• PROBLEM TO WORK ON: Convert the entries, from their first line through the line containing "bar <box>733 808 745 1243</box>", into a JSON list of strings with one string per line and blank lines omitted.

[Element boundary records]
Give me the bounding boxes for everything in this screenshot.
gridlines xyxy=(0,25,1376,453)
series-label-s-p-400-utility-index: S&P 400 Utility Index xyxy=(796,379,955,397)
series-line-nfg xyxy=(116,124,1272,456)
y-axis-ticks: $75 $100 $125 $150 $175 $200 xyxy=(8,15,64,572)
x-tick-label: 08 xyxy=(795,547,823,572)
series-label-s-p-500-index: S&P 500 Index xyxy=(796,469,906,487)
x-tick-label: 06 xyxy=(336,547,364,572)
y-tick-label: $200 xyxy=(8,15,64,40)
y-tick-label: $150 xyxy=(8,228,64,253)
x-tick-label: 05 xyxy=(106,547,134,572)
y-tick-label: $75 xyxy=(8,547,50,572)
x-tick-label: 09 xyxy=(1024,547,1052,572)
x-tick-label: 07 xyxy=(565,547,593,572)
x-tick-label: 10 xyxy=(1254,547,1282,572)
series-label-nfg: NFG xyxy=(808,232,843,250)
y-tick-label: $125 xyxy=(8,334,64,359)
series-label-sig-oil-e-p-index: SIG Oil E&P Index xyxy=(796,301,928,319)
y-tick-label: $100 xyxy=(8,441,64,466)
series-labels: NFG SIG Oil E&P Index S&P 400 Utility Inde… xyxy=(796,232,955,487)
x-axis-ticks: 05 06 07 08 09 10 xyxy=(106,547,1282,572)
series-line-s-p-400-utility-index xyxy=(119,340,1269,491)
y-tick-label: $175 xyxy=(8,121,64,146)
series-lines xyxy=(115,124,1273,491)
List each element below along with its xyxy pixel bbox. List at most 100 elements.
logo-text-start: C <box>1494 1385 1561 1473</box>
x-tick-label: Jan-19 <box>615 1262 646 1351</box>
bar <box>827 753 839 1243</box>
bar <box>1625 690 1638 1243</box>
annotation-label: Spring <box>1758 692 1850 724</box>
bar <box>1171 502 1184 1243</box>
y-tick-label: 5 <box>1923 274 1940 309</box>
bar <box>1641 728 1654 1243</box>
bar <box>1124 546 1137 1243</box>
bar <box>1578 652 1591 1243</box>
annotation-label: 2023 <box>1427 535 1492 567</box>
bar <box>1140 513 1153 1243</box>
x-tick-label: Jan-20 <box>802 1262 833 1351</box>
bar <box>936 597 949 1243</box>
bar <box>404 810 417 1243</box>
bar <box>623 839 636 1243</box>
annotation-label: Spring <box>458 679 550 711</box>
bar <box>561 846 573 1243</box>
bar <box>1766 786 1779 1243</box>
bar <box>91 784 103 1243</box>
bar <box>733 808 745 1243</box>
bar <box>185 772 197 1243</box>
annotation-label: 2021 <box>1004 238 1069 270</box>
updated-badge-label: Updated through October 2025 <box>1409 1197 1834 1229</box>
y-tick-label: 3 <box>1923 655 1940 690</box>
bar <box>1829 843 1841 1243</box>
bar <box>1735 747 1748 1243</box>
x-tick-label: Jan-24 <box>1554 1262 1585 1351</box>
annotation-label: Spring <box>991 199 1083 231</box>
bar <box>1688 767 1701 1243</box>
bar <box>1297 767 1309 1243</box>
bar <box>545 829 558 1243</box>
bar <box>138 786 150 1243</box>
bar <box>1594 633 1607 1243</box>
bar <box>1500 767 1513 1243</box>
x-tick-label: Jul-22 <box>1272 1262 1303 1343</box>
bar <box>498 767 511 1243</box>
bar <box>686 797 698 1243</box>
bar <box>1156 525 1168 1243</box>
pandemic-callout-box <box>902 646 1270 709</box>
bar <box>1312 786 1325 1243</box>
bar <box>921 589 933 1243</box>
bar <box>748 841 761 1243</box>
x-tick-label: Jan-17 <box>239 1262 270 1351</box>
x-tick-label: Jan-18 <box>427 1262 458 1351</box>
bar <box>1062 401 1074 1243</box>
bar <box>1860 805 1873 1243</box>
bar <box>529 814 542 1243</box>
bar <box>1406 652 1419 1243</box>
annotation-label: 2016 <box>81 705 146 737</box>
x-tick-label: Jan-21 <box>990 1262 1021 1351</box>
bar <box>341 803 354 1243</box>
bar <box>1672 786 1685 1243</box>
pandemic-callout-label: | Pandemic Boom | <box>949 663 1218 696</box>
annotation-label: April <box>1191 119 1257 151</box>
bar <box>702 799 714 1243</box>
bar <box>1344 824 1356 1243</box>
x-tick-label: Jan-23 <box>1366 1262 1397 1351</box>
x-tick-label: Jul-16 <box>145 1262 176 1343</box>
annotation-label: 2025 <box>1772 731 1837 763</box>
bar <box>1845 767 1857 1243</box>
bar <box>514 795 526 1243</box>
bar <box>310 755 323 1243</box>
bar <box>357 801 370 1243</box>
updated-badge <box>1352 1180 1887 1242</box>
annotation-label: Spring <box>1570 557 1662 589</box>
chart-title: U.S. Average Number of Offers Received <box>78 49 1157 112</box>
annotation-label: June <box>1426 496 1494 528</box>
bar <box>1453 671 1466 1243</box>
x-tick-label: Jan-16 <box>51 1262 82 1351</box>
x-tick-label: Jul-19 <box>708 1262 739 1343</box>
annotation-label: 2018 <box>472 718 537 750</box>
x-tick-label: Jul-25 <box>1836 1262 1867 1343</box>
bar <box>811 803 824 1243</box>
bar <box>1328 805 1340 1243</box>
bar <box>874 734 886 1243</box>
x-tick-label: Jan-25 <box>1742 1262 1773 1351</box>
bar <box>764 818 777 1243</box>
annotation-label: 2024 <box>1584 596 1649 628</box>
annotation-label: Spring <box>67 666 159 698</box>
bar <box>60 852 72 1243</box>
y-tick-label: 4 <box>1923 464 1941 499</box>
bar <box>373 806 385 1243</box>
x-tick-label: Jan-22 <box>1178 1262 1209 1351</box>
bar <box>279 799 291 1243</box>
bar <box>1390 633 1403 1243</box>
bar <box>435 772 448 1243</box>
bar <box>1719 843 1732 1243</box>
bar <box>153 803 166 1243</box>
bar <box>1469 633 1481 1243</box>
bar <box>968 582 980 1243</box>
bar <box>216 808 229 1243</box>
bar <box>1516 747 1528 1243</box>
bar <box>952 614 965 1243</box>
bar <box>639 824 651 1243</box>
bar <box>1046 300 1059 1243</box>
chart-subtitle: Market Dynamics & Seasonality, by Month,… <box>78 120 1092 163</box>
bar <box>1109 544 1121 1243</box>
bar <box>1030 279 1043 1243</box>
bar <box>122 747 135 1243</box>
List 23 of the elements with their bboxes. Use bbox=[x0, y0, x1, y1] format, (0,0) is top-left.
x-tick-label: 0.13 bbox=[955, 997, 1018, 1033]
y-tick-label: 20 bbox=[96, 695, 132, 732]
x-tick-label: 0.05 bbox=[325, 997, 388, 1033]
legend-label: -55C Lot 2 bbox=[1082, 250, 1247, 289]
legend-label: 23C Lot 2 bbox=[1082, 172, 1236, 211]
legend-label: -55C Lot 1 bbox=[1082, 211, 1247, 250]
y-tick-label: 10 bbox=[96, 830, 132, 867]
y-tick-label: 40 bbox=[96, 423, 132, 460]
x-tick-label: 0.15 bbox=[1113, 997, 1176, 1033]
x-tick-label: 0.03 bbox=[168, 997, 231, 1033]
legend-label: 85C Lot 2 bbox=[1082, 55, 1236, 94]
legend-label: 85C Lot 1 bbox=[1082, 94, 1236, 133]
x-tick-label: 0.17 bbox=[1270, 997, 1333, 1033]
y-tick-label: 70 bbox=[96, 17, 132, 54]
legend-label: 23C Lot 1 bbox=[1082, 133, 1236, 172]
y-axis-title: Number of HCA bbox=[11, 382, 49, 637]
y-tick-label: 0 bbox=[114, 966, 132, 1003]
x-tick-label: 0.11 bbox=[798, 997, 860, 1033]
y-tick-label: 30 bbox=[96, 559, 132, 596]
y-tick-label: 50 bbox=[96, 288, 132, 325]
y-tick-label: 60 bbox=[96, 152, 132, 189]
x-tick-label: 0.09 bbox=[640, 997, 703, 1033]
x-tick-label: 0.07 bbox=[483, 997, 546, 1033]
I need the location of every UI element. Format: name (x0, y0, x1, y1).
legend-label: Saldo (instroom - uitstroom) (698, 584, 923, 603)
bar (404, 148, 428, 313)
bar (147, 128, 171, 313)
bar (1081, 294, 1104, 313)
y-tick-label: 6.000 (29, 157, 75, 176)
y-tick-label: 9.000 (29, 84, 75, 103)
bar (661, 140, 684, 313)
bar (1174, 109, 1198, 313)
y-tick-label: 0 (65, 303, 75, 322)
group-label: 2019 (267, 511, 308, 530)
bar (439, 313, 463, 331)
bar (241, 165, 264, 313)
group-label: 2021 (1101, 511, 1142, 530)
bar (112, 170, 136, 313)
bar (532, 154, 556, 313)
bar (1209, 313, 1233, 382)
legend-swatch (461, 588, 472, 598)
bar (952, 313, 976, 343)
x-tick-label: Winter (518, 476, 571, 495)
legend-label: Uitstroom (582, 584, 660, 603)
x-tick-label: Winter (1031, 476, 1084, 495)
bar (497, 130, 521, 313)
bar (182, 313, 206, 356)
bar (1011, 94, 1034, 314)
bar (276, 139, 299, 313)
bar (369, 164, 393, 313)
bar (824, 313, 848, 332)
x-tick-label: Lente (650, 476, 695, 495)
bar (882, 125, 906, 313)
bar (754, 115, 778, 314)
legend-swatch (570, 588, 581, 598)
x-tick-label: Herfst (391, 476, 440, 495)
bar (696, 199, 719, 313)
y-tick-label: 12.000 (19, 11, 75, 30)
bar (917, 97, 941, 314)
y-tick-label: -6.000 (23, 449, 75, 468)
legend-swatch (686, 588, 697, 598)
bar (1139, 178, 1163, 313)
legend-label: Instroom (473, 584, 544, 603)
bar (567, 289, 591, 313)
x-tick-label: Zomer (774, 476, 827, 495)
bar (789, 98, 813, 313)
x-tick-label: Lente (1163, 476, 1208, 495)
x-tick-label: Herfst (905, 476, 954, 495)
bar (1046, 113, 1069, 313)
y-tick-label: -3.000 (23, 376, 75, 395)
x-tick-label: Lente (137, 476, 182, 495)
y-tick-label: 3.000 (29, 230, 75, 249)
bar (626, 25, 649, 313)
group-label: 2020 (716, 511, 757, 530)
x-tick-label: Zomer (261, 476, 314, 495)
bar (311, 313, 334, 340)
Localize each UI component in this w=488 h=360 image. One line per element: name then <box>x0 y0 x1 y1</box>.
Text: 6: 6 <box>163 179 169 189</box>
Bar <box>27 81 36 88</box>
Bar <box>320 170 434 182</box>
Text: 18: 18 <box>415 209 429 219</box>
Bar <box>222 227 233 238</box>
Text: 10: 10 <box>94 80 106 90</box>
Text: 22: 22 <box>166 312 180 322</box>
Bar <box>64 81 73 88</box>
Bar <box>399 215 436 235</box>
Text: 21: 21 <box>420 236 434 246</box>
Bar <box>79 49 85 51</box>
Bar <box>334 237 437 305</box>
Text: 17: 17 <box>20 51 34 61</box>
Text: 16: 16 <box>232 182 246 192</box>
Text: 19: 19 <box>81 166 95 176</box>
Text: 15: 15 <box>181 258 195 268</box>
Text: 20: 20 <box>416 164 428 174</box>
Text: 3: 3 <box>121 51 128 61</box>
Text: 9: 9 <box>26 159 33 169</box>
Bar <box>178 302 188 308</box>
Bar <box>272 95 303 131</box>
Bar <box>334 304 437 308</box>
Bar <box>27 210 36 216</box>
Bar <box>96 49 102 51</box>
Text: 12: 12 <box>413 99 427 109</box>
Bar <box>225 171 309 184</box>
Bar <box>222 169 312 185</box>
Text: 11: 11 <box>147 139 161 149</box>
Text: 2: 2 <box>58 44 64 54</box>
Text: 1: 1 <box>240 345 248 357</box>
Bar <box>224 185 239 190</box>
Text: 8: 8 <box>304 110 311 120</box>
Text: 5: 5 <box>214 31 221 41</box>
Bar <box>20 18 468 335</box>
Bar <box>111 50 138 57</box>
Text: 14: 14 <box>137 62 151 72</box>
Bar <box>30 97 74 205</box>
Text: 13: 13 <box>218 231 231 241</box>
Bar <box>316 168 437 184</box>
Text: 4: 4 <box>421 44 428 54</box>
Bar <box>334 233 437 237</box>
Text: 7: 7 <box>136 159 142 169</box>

• OUTPUT OF THE EXERCISE:
[
  "Give me the bounding boxes for everything in this screenshot.",
  "gridlines xyxy=(0,25,1376,453)",
  "series-label-s-p-400-utility-index: S&P 400 Utility Index xyxy=(796,379,955,397)",
  "series-line-nfg xyxy=(116,124,1272,456)",
  "y-axis-ticks: $75 $100 $125 $150 $175 $200 xyxy=(8,15,64,572)",
  "x-tick-label: 08 xyxy=(795,547,823,572)",
  "series-label-s-p-500-index: S&P 500 Index xyxy=(796,469,906,487)",
  "x-tick-label: 06 xyxy=(336,547,364,572)",
  "y-tick-label: $200 xyxy=(8,15,64,40)",
  "y-tick-label: $150 xyxy=(8,228,64,253)",
  "x-tick-label: 05 xyxy=(106,547,134,572)",
  "y-tick-label: $75 xyxy=(8,547,50,572)",
  "x-tick-label: 09 xyxy=(1024,547,1052,572)",
  "x-tick-label: 07 xyxy=(565,547,593,572)",
  "x-tick-label: 10 xyxy=(1254,547,1282,572)",
  "series-label-nfg: NFG xyxy=(808,232,843,250)",
  "y-tick-label: $125 xyxy=(8,334,64,359)",
  "series-label-sig-oil-e-p-index: SIG Oil E&P Index xyxy=(796,301,928,319)",
  "y-tick-label: $100 xyxy=(8,441,64,466)",
  "series-labels: NFG SIG Oil E&P Index S&P 400 Utility Inde… xyxy=(796,232,955,487)",
  "x-axis-ticks: 05 06 07 08 09 10 xyxy=(106,547,1282,572)",
  "series-line-s-p-400-utility-index xyxy=(119,340,1269,491)",
  "y-tick-label: $175 xyxy=(8,121,64,146)",
  "series-lines xyxy=(115,124,1273,491)",
  "List each element below along with its xyxy pixel bbox. List at most 100 elements.",
  "logo-text-start: C <box>1494 1385 1561 1473</box>",
  "x-tick-label: Jan-19 <box>615 1262 646 1351</box>",
  "bar <box>827 753 839 1243</box>",
  "bar <box>1625 690 1638 1243</box>",
  "annotation-label: Spring <box>1758 692 1850 724</box>",
  "bar <box>1171 502 1184 1243</box>",
  "y-tick-label: 5 <box>1923 274 1940 309</box>",
  "bar <box>1641 728 1654 1243</box>",
  "bar <box>1124 546 1137 1243</box>",
  "bar <box>1578 652 1591 1243</box>",
  "annotation-label: 2023 <box>1427 535 1492 567</box>",
  "bar <box>1140 513 1153 1243</box>",
  "x-tick-label: Jan-20 <box>802 1262 833 1351</box>",
  "bar <box>936 597 949 1243</box>",
  "bar <box>404 810 417 1243</box>",
  "bar <box>623 839 636 1243</box>",
  "annotation-label: Spring <box>458 679 550 711</box>",
  "bar <box>561 846 573 1243</box>",
  "bar <box>1766 786 1779 1243</box>",
  "bar <box>91 784 103 1243</box>",
  "bar <box>733 808 745 1243</box>"
]